§ Requirement
Determine the number of lines containing the word "chevron". Reply with it and nothing else.
# Extracted records start
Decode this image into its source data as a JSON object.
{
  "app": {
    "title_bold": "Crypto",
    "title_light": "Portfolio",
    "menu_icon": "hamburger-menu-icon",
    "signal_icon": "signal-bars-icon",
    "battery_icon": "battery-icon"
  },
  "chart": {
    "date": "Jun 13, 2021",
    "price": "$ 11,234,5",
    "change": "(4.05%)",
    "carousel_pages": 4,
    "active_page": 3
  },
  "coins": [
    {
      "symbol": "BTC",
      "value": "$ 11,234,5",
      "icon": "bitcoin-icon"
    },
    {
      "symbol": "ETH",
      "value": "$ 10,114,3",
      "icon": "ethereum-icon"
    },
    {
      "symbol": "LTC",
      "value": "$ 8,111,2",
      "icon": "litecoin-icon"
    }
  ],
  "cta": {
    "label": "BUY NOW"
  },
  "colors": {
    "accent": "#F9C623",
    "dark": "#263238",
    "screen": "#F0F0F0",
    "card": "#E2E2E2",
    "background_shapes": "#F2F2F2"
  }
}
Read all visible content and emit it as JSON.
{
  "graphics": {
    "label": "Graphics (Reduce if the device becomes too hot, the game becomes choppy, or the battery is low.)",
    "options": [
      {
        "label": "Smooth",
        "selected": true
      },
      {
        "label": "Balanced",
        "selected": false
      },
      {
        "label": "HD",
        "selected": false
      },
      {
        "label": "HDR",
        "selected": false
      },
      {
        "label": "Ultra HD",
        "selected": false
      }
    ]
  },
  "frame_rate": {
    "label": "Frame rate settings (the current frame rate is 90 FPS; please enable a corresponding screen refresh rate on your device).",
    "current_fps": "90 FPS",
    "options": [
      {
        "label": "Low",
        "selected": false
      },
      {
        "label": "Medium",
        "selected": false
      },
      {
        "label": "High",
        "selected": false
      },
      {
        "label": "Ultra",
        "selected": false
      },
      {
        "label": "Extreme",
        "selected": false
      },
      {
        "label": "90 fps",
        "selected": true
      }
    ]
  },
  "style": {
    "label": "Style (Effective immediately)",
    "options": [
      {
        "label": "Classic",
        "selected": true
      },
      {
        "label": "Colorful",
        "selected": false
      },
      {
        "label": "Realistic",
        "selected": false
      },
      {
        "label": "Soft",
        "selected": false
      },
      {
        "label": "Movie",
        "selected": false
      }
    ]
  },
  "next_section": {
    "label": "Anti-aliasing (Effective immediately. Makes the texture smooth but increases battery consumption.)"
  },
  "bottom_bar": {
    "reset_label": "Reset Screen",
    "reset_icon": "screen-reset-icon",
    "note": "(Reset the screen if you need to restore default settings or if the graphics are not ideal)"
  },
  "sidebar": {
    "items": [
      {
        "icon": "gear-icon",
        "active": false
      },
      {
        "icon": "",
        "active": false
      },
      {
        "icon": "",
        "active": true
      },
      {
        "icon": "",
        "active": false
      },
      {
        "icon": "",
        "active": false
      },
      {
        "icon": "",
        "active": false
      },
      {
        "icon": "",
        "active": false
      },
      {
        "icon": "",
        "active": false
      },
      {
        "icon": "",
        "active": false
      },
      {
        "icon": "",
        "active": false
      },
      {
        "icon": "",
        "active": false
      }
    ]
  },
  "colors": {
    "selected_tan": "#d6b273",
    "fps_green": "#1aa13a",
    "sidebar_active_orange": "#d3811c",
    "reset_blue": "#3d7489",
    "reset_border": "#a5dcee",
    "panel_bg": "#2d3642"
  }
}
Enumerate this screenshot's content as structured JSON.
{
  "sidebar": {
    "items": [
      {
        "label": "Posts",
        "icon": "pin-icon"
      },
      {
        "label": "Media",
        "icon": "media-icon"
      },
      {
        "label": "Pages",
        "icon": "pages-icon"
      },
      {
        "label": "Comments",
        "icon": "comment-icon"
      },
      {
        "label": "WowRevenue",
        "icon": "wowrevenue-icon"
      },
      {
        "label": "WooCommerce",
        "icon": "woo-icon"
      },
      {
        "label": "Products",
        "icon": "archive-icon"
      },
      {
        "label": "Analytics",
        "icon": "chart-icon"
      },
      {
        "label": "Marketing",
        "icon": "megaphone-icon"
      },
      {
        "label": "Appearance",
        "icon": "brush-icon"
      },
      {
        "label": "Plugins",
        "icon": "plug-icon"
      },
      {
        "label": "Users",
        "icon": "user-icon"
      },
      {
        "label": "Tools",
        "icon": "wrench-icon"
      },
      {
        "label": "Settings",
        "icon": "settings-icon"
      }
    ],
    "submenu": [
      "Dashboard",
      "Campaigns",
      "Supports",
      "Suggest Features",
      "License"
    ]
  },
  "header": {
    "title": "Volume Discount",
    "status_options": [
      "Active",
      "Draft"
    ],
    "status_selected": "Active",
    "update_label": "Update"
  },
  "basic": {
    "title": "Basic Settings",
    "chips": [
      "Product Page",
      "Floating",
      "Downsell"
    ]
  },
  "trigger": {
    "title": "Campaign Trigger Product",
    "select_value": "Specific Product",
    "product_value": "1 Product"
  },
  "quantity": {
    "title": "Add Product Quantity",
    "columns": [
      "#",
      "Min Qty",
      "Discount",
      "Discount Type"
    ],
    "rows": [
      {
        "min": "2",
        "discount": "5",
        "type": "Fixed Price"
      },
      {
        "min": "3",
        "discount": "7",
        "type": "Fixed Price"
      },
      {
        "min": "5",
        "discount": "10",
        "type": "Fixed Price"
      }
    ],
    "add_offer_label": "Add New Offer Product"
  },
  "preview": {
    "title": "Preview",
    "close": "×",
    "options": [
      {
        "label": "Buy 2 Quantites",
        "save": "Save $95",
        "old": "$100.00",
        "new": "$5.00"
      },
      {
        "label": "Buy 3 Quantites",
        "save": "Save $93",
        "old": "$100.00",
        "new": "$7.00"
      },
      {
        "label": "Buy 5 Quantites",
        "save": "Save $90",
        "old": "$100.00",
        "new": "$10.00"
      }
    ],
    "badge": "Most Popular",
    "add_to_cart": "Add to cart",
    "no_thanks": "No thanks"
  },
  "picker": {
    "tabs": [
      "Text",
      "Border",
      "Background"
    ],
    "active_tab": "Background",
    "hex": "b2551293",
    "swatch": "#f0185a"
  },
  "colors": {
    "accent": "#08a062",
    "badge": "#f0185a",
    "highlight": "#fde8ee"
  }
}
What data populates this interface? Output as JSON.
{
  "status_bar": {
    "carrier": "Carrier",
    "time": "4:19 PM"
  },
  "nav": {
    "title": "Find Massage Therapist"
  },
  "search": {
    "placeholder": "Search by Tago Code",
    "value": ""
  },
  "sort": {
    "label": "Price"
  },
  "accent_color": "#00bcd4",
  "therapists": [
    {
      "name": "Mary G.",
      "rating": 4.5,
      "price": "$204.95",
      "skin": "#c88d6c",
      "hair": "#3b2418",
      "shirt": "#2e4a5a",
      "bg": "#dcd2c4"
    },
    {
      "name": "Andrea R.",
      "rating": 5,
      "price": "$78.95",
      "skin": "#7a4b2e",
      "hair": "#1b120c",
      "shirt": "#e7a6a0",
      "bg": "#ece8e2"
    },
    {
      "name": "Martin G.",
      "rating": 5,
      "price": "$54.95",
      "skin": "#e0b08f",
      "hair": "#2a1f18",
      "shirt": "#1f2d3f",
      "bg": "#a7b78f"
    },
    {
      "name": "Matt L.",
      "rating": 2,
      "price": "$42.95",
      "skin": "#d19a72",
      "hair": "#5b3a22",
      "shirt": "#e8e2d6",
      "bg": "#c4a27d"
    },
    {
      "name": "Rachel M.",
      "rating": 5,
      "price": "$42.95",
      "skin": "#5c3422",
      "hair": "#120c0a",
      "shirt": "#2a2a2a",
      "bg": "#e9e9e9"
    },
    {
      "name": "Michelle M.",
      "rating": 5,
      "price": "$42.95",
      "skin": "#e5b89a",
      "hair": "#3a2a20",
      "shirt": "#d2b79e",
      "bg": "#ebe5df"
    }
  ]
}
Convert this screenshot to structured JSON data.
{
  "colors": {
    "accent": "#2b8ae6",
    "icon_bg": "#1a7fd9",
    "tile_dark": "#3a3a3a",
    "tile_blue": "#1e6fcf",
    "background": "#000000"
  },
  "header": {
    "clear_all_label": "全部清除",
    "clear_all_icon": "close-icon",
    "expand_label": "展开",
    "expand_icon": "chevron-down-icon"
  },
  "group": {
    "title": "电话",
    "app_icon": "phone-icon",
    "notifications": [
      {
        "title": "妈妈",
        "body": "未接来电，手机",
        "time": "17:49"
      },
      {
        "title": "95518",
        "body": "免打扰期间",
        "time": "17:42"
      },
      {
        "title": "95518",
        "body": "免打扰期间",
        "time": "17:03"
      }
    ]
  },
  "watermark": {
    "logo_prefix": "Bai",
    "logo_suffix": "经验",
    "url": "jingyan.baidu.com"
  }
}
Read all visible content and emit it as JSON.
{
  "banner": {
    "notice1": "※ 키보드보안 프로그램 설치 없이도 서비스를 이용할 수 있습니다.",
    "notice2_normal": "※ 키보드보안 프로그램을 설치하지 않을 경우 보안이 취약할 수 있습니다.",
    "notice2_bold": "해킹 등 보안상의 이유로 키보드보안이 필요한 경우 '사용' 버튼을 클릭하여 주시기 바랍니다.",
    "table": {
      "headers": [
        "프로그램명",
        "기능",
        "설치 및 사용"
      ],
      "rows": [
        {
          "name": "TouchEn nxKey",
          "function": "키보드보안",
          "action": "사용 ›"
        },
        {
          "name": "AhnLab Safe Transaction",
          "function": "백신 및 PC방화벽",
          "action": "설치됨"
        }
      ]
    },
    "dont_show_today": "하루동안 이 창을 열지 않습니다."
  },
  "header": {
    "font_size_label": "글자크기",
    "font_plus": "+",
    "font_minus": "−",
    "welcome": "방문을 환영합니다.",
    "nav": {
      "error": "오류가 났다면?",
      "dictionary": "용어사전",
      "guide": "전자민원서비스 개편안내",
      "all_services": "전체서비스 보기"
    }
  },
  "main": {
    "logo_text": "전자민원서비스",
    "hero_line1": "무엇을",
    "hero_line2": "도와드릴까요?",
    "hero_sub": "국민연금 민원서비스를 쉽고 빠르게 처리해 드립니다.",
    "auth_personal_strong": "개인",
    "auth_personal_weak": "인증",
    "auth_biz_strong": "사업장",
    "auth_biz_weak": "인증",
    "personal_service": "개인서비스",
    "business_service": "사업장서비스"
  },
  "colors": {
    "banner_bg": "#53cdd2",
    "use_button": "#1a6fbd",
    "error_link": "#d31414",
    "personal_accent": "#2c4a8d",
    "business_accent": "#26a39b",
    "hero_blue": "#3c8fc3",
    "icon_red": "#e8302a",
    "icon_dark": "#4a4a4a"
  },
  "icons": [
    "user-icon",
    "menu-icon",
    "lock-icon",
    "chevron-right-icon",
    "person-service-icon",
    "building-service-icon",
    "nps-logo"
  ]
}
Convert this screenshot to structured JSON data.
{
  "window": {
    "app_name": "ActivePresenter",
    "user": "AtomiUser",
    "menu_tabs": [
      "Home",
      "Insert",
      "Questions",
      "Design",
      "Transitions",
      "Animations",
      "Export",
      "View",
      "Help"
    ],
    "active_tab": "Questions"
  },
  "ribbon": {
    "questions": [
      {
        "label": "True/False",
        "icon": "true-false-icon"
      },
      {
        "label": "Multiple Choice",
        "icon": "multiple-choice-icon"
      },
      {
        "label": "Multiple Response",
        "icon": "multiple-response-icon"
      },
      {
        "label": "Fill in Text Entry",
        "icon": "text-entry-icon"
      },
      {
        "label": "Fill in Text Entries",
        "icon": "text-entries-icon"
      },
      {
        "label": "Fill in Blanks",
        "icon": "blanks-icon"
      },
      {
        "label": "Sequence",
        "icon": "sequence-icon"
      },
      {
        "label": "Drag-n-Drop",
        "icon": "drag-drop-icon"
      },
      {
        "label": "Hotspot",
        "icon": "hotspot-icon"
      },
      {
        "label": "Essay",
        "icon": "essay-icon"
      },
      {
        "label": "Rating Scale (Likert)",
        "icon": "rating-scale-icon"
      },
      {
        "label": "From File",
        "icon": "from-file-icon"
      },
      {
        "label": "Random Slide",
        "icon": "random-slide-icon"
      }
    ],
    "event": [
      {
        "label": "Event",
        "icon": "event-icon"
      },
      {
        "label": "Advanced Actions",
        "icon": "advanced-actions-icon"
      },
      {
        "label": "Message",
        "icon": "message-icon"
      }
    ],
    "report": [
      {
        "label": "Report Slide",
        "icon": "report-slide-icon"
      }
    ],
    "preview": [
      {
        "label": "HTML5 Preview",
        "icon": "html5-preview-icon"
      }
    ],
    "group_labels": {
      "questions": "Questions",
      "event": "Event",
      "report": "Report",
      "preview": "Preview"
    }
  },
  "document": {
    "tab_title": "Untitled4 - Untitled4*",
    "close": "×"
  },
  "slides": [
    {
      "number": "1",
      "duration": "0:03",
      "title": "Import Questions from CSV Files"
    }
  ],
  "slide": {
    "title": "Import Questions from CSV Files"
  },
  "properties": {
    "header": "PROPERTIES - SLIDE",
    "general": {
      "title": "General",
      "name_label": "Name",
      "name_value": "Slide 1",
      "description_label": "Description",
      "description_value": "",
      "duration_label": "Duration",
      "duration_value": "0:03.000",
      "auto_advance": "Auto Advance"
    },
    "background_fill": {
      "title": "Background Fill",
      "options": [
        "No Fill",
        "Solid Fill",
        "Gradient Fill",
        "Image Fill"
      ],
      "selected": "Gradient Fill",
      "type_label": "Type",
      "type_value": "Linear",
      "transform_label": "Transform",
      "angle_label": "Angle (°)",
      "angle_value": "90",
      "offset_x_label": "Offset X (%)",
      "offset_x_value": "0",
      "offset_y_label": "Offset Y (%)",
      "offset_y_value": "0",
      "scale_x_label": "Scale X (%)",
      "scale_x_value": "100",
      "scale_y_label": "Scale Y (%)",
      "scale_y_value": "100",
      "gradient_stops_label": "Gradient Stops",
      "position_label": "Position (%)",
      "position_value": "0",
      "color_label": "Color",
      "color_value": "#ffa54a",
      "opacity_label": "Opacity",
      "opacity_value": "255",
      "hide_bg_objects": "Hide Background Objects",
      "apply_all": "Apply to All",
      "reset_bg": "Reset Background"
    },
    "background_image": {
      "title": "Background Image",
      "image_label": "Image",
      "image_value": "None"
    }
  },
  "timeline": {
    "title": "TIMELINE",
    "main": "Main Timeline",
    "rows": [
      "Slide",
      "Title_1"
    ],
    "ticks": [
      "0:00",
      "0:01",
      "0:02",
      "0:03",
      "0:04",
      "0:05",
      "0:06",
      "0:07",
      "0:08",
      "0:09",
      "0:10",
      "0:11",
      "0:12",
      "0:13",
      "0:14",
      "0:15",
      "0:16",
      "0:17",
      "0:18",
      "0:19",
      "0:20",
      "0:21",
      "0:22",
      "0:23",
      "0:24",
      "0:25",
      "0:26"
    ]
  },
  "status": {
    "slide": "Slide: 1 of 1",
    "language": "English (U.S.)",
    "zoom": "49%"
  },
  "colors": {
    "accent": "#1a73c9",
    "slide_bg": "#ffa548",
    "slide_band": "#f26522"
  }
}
# Extracted records end
§ Solution for this task
2